(Extracts from a graphics dataset)
-------------------------
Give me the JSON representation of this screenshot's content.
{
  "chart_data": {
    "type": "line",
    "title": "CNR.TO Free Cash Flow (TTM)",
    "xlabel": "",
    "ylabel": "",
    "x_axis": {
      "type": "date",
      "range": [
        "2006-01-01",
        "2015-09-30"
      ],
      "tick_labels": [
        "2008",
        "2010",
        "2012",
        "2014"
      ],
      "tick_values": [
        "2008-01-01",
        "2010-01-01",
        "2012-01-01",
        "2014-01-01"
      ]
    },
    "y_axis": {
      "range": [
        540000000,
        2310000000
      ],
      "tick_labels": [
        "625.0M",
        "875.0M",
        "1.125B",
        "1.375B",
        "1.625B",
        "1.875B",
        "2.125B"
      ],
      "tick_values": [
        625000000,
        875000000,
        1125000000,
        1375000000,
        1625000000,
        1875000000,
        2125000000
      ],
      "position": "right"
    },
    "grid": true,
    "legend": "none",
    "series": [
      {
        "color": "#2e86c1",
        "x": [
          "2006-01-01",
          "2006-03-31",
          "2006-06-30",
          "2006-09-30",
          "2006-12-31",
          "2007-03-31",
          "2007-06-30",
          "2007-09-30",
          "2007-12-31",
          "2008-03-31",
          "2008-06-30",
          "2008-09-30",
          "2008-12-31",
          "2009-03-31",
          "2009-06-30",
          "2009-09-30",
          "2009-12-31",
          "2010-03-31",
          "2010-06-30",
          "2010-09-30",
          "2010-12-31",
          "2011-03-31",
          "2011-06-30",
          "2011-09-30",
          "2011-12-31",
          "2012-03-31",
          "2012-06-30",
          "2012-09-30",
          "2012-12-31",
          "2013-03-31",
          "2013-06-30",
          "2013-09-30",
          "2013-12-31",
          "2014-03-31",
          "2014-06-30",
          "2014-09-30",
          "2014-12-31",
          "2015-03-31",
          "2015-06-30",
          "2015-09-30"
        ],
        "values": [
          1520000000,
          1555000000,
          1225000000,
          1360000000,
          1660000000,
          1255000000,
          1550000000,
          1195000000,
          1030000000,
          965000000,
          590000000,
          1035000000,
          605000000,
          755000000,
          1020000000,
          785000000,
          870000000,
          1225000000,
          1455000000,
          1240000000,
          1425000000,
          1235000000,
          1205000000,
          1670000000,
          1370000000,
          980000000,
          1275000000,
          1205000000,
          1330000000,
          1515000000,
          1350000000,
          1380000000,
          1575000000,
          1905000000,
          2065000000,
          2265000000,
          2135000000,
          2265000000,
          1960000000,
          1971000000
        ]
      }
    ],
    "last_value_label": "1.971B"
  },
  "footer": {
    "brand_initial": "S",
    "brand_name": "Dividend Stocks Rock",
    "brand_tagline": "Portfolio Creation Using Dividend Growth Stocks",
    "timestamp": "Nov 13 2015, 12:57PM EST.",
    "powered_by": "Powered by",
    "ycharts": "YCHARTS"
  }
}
-------------------------
PROBLEM TO WORK ON - In the listing, find all lines with the string "Dividend" and copy them.

EXERCISE SOLUTION -
    "brand_name": "Dividend Stocks Rock",
    "brand_tagline": "Portfolio Creation Using Dividend Growth Stocks",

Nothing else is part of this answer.